▸ **TASK INSTRUCTIONS**: Give the data again exactly as written, skipping any pictures.

* BEGIN MATERIAL SHOWN *

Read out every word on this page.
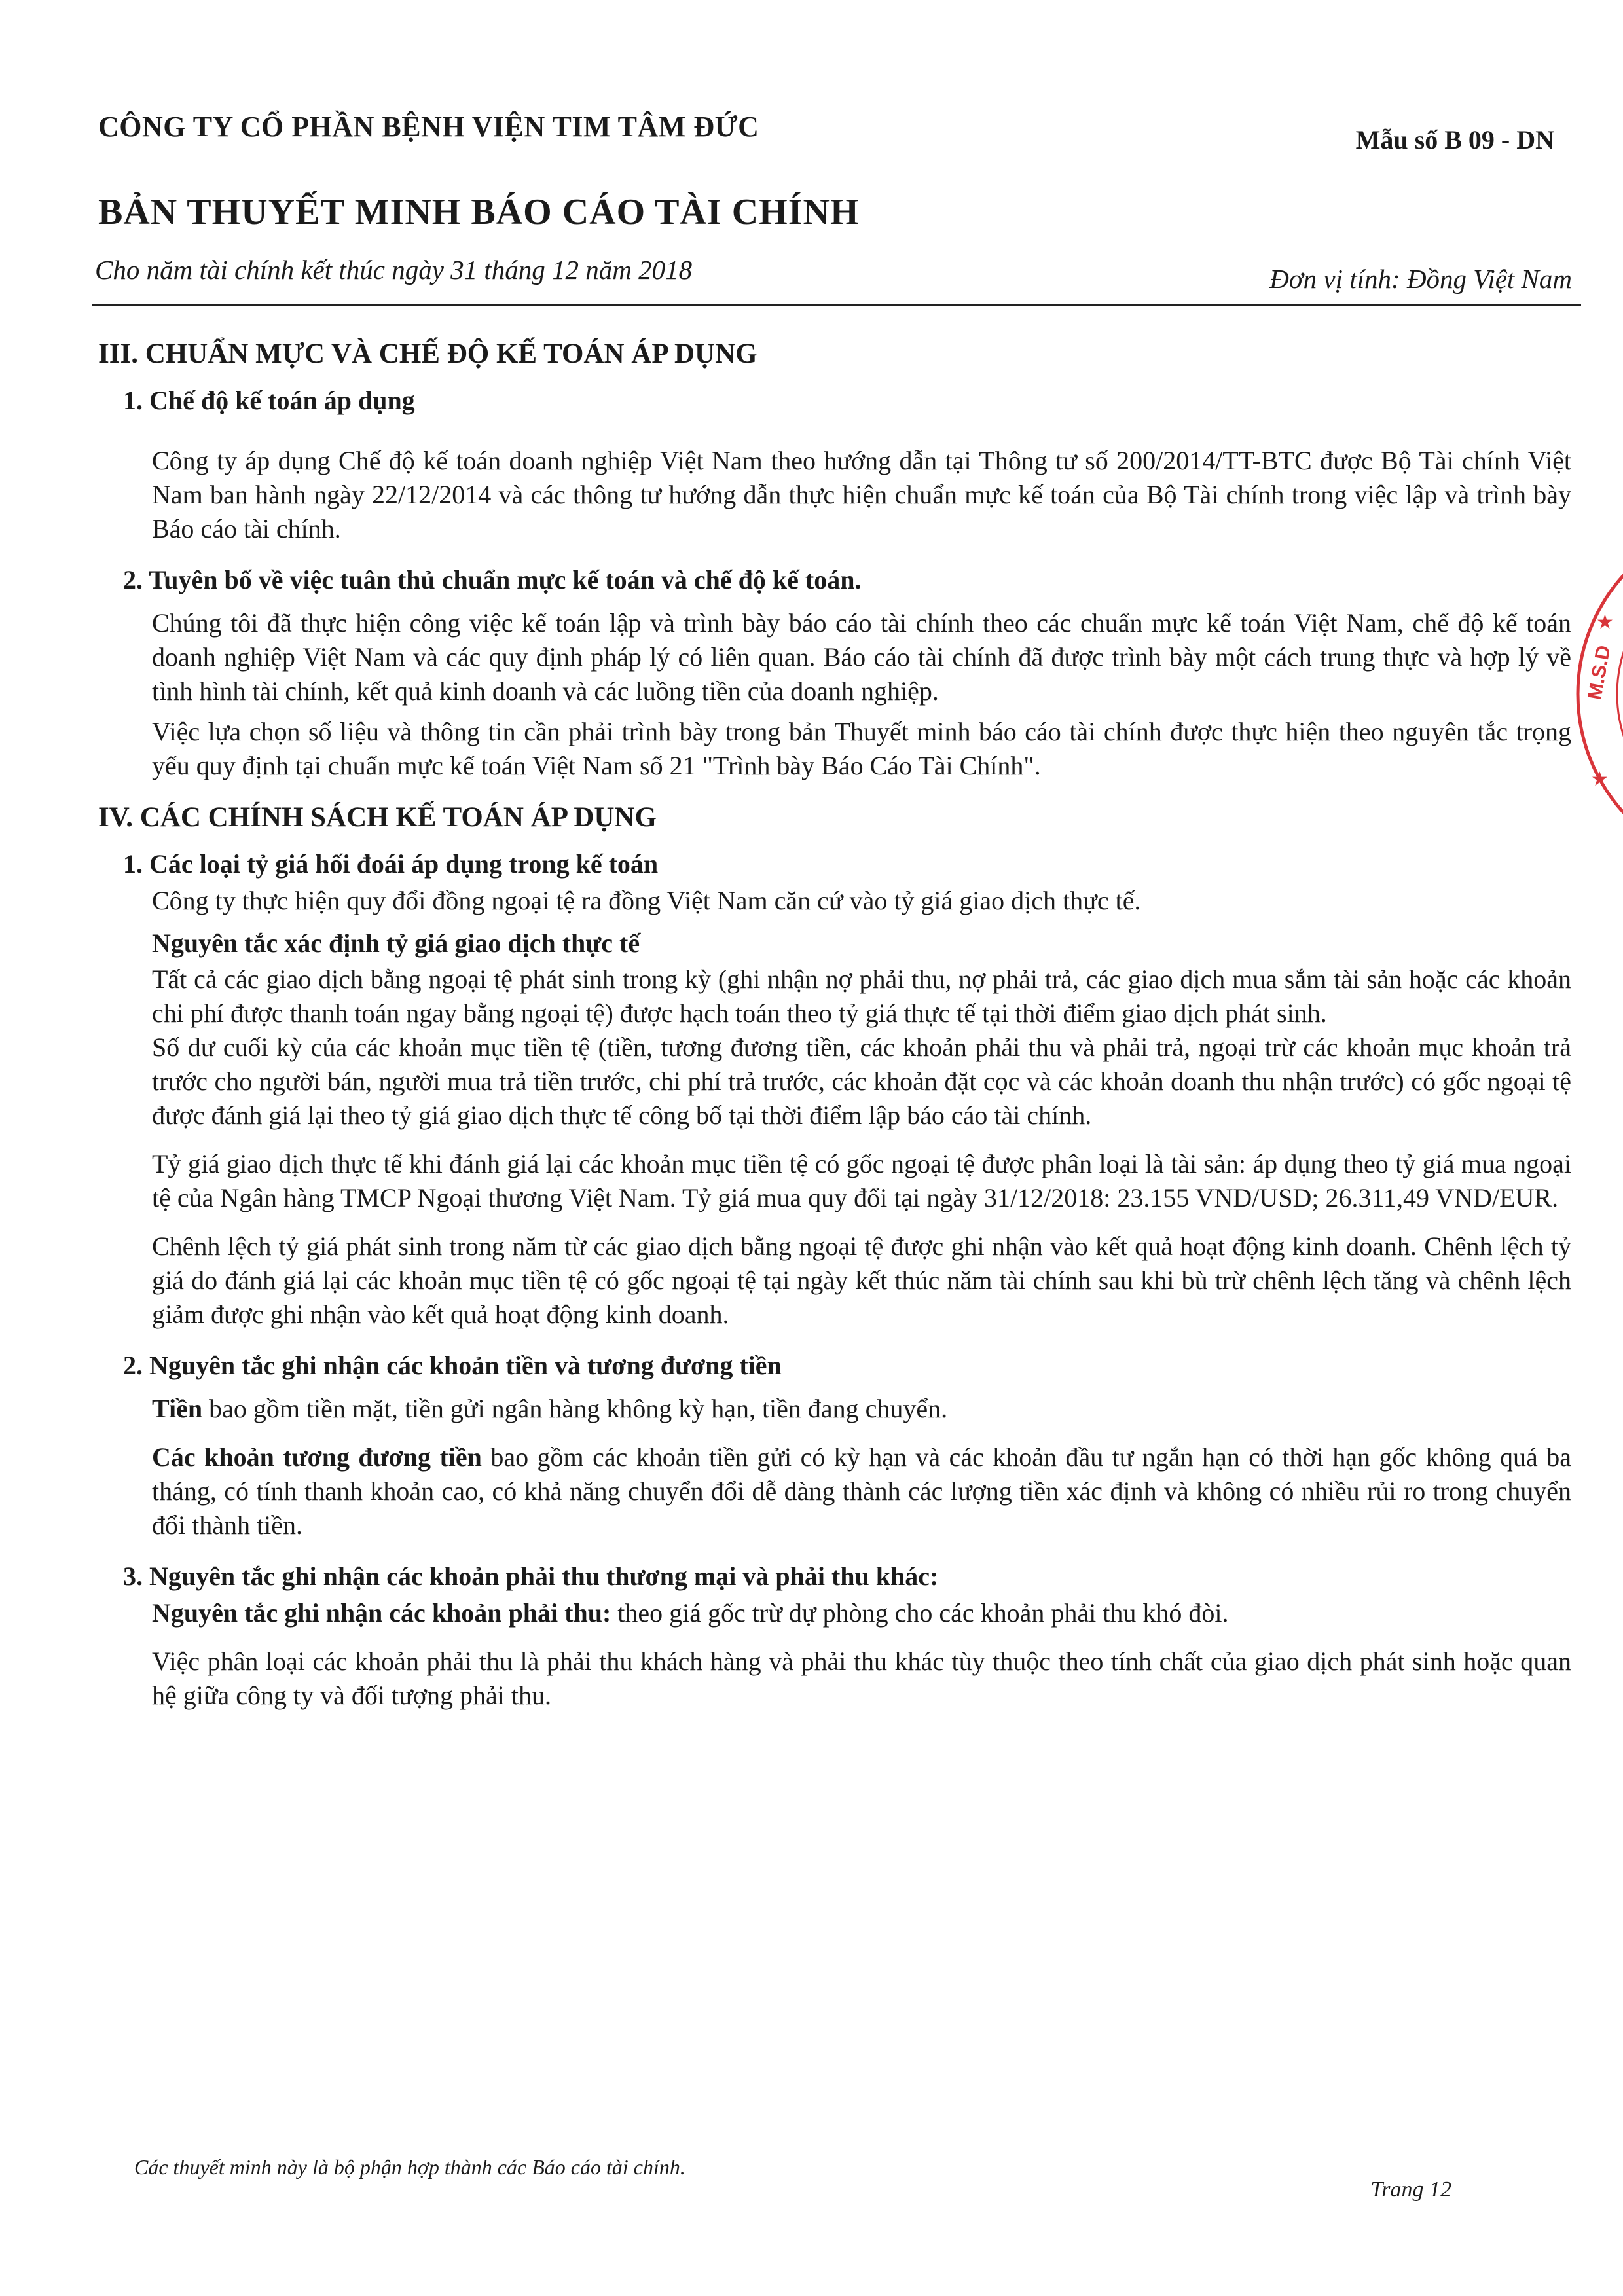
CÔNG TY CỔ PHẦN BỆNH VIỆN TIM TÂM ĐỨC	Mẫu số B 09 - DN
BẢN THUYẾT MINH BÁO CÁO TÀI CHÍNH
Cho năm tài chính kết thúc ngày 31 tháng 12 năm 2018	Đơn vị tính: Đồng Việt Nam
III. CHUẨN MỰC VÀ CHẾ ĐỘ KẾ TOÁN ÁP DỤNG
1. Chế độ kế toán áp dụng

Công ty áp dụng Chế độ kế toán doanh nghiệp Việt Nam theo hướng dẫn tại Thông tư số 200/2014/TT-BTC được Bộ Tài chính Việt Nam ban hành ngày 22/12/2014 và các thông tư hướng dẫn thực hiện chuẩn mực kế toán của Bộ Tài chính trong việc lập và trình bày Báo cáo tài chính.

2. Tuyên bố về việc tuân thủ chuẩn mực kế toán và chế độ kế toán.

Chúng tôi đã thực hiện công việc kế toán lập và trình bày báo cáo tài chính theo các chuẩn mực kế toán Việt Nam, chế độ kế toán doanh nghiệp Việt Nam và các quy định pháp lý có liên quan. Báo cáo tài chính đã được trình bày một cách trung thực và hợp lý về tình hình tài chính, kết quả kinh doanh và các luồng tiền của doanh nghiệp.

Việc lựa chọn số liệu và thông tin cần phải trình bày trong bản Thuyết minh báo cáo tài chính được thực hiện theo nguyên tắc trọng yếu quy định tại chuẩn mực kế toán Việt Nam số 21 "Trình bày Báo Cáo Tài Chính".

IV. CÁC CHÍNH SÁCH KẾ TOÁN ÁP DỤNG
1. Các loại tỷ giá hối đoái áp dụng trong kế toán

Công ty thực hiện quy đổi đồng ngoại tệ ra đồng Việt Nam căn cứ vào tỷ giá giao dịch thực tế.

Nguyên tắc xác định tỷ giá giao dịch thực tế

Tất cả các giao dịch bằng ngoại tệ phát sinh trong kỳ (ghi nhận nợ phải thu, nợ phải trả, các giao dịch mua sắm tài sản hoặc các khoản chi phí được thanh toán ngay bằng ngoại tệ) được hạch toán theo tỷ giá thực tế tại thời điểm giao dịch phát sinh.

Số dư cuối kỳ của các khoản mục tiền tệ (tiền, tương đương tiền, các khoản phải thu và phải trả, ngoại trừ các khoản mục khoản trả trước cho người bán, người mua trả tiền trước, chi phí trả trước, các khoản đặt cọc và các khoản doanh thu nhận trước) có gốc ngoại tệ được đánh giá lại theo tỷ giá giao dịch thực tế công bố tại thời điểm lập báo cáo tài chính.

Tỷ giá giao dịch thực tế khi đánh giá lại các khoản mục tiền tệ có gốc ngoại tệ được phân loại là tài sản: áp dụng theo tỷ giá mua ngoại tệ của Ngân hàng TMCP Ngoại thương Việt Nam. Tỷ giá mua quy đổi tại ngày 31/12/2018: 23.155 VND/USD; 26.311,49 VND/EUR.

Chênh lệch tỷ giá phát sinh trong năm từ các giao dịch bằng ngoại tệ được ghi nhận vào kết quả hoạt động kinh doanh. Chênh lệch tỷ giá do đánh giá lại các khoản mục tiền tệ có gốc ngoại tệ tại ngày kết thúc năm tài chính sau khi bù trừ chênh lệch tăng và chênh lệch giảm được ghi nhận vào kết quả hoạt động kinh doanh.

2. Nguyên tắc ghi nhận các khoản tiền và tương đương tiền

Tiền bao gồm tiền mặt, tiền gửi ngân hàng không kỳ hạn, tiền đang chuyển.

Các khoản tương đương tiền bao gồm các khoản tiền gửi có kỳ hạn và các khoản đầu tư ngắn hạn có thời hạn gốc không quá ba tháng, có tính thanh khoản cao, có khả năng chuyển đổi dễ dàng thành các lượng tiền xác định và không có nhiều rủi ro trong chuyển đổi thành tiền.

3. Nguyên tắc ghi nhận các khoản phải thu thương mại và phải thu khác:

Nguyên tắc ghi nhận các khoản phải thu: theo giá gốc trừ dự phòng cho các khoản phải thu khó đòi.

Việc phân loại các khoản phải thu là phải thu khách hàng và phải thu khác tùy thuộc theo tính chất của giao dịch phát sinh hoặc quan hệ giữa công ty và đối tượng phải thu.

Các thuyết minh này là bộ phận hợp thành các Báo cáo tài chính.
Trang 12
★
★
M.S.D
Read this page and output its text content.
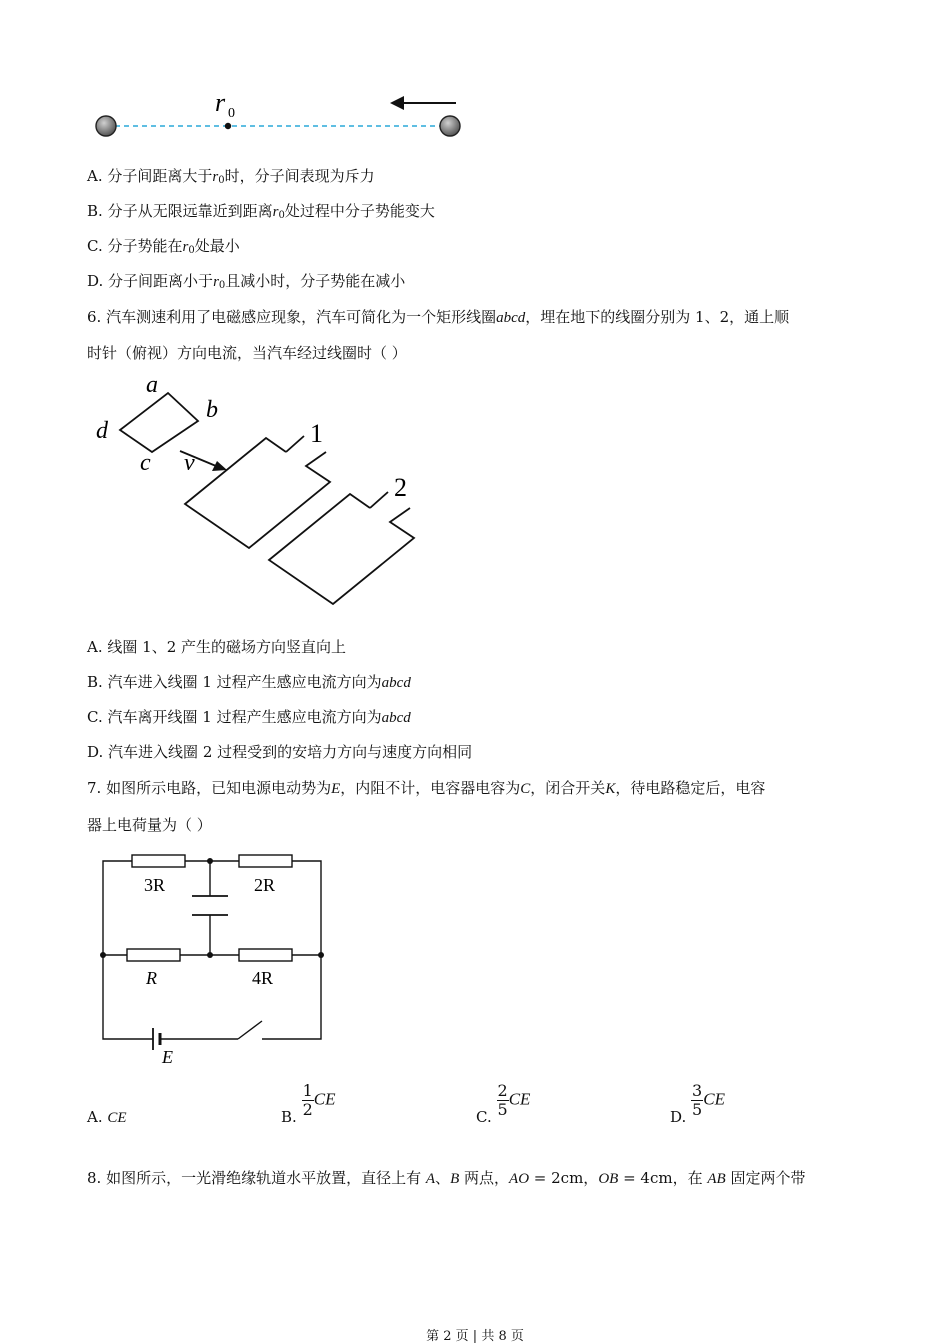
r 0
A. 分子间距离大于$r_0$时，分子间表现为斥力
B. 分子从无限远靠近到距离$r_0$处过程中分子势能变大
C. 分子势能在$r_0$处最小
D. 分子间距离小于$r_0$且减小时，分子势能在减小
6. 汽车测速利用了电磁感应现象，汽车可简化为一个矩形线圈abcd，埋在地下的线圈分别为 1、2，通上顺
时针（俯视）方向电流，当汽车经过线圈时（ ）
a
b
c
d
v
1
2
A. 线圈 1、2 产生的磁场方向竖直向上
B. 汽车进入线圈 1 过程产生感应电流方向为abcd
C. 汽车离开线圈 1 过程产生感应电流方向为abcd
D. 汽车进入线圈 2 过程受到的安培力方向与速度方向相同
7. 如图所示电路，已知电源电动势为E，内阻不计，电容器电容为C，闭合开关K，待电路稳定后，电容
器上电荷量为（ ）
3R	2R
R	4R
E
A. CE	B. $\frac{1}{2}$ CE
C. $\frac{2}{5}$ CE
D. $\frac{3}{5}$ CE
8. 如图所示，一光滑绝缘轨道水平放置，直径上有 A、B 两点，AO = 2cm，OB = 4cm，在 AB 固定两个带
第 2 页 | 共 8 页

* END MATERIAL SHOWN *

▸ **TASK SOLUTION**:
Read out every word on this page.
CÔNG TY CỔ PHẦN BỆNH VIỆN TIM TÂM ĐỨC	Mẫu số B 09 - DN
BẢN THUYẾT MINH BÁO CÁO TÀI CHÍNH
Cho năm tài chính kết thúc ngày 31 tháng 12 năm 2018	Đơn vị tính: Đồng Việt Nam
III. CHUẨN MỰC VÀ CHẾ ĐỘ KẾ TOÁN ÁP DỤNG
1. Chế độ kế toán áp dụng

Công ty áp dụng Chế độ kế toán doanh nghiệp Việt Nam theo hướng dẫn tại Thông tư số 200/2014/TT-BTC được Bộ Tài chính Việt Nam ban hành ngày 22/12/2014 và các thông tư hướng dẫn thực hiện chuẩn mực kế toán của Bộ Tài chính trong việc lập và trình bày Báo cáo tài chính.

2. Tuyên bố về việc tuân thủ chuẩn mực kế toán và chế độ kế toán.

Chúng tôi đã thực hiện công việc kế toán lập và trình bày báo cáo tài chính theo các chuẩn mực kế toán Việt Nam, chế độ kế toán doanh nghiệp Việt Nam và các quy định pháp lý có liên quan. Báo cáo tài chính đã được trình bày một cách trung thực và hợp lý về tình hình tài chính, kết quả kinh doanh và các luồng tiền của doanh nghiệp.

Việc lựa chọn số liệu và thông tin cần phải trình bày trong bản Thuyết minh báo cáo tài chính được thực hiện theo nguyên tắc trọng yếu quy định tại chuẩn mực kế toán Việt Nam số 21 "Trình bày Báo Cáo Tài Chính".

IV. CÁC CHÍNH SÁCH KẾ TOÁN ÁP DỤNG
1. Các loại tỷ giá hối đoái áp dụng trong kế toán

Công ty thực hiện quy đổi đồng ngoại tệ ra đồng Việt Nam căn cứ vào tỷ giá giao dịch thực tế.

Nguyên tắc xác định tỷ giá giao dịch thực tế

Tất cả các giao dịch bằng ngoại tệ phát sinh trong kỳ (ghi nhận nợ phải thu, nợ phải trả, các giao dịch mua sắm tài sản hoặc các khoản chi phí được thanh toán ngay bằng ngoại tệ) được hạch toán theo tỷ giá thực tế tại thời điểm giao dịch phát sinh.

Số dư cuối kỳ của các khoản mục tiền tệ (tiền, tương đương tiền, các khoản phải thu và phải trả, ngoại trừ các khoản mục khoản trả trước cho người bán, người mua trả tiền trước, chi phí trả trước, các khoản đặt cọc và các khoản doanh thu nhận trước) có gốc ngoại tệ được đánh giá lại theo tỷ giá giao dịch thực tế công bố tại thời điểm lập báo cáo tài chính.

Tỷ giá giao dịch thực tế khi đánh giá lại các khoản mục tiền tệ có gốc ngoại tệ được phân loại là tài sản: áp dụng theo tỷ giá mua ngoại tệ của Ngân hàng TMCP Ngoại thương Việt Nam. Tỷ giá mua quy đổi tại ngày 31/12/2018: 23.155 VND/USD; 26.311,49 VND/EUR.

Chênh lệch tỷ giá phát sinh trong năm từ các giao dịch bằng ngoại tệ được ghi nhận vào kết quả hoạt động kinh doanh. Chênh lệch tỷ giá do đánh giá lại các khoản mục tiền tệ có gốc ngoại tệ tại ngày kết thúc năm tài chính sau khi bù trừ chênh lệch tăng và chênh lệch giảm được ghi nhận vào kết quả hoạt động kinh doanh.

2. Nguyên tắc ghi nhận các khoản tiền và tương đương tiền

Tiền bao gồm tiền mặt, tiền gửi ngân hàng không kỳ hạn, tiền đang chuyển.

Các khoản tương đương tiền bao gồm các khoản tiền gửi có kỳ hạn và các khoản đầu tư ngắn hạn có thời hạn gốc không quá ba tháng, có tính thanh khoản cao, có khả năng chuyển đổi dễ dàng thành các lượng tiền xác định và không có nhiều rủi ro trong chuyển đổi thành tiền.

3. Nguyên tắc ghi nhận các khoản phải thu thương mại và phải thu khác:

Nguyên tắc ghi nhận các khoản phải thu: theo giá gốc trừ dự phòng cho các khoản phải thu khó đòi.

Việc phân loại các khoản phải thu là phải thu khách hàng và phải thu khác tùy thuộc theo tính chất của giao dịch phát sinh hoặc quan hệ giữa công ty và đối tượng phải thu.

Các thuyết minh này là bộ phận hợp thành các Báo cáo tài chính.
Trang 12
★
★
M.S.D
Read this page and output its text content.
r 0
A. 分子间距离大于$r_0$时，分子间表现为斥力
B. 分子从无限远靠近到距离$r_0$处过程中分子势能变大
C. 分子势能在$r_0$处最小
D. 分子间距离小于$r_0$且减小时，分子势能在减小
6. 汽车测速利用了电磁感应现象，汽车可简化为一个矩形线圈abcd，埋在地下的线圈分别为 1、2，通上顺
时针（俯视）方向电流，当汽车经过线圈时（ ）
a
b
c
d
v
1
2
A. 线圈 1、2 产生的磁场方向竖直向上
B. 汽车进入线圈 1 过程产生感应电流方向为abcd
C. 汽车离开线圈 1 过程产生感应电流方向为abcd
D. 汽车进入线圈 2 过程受到的安培力方向与速度方向相同
7. 如图所示电路，已知电源电动势为E，内阻不计，电容器电容为C，闭合开关K，待电路稳定后，电容
器上电荷量为（ ）
3R	2R
R	4R
E
A. CE	B. $\frac{1}{2}$ CE
C. $\frac{2}{5}$ CE
D. $\frac{3}{5}$ CE
8. 如图所示，一光滑绝缘轨道水平放置，直径上有 A、B 两点，AO = 2cm，OB = 4cm，在 AB 固定两个带
第 2 页 | 共 8 页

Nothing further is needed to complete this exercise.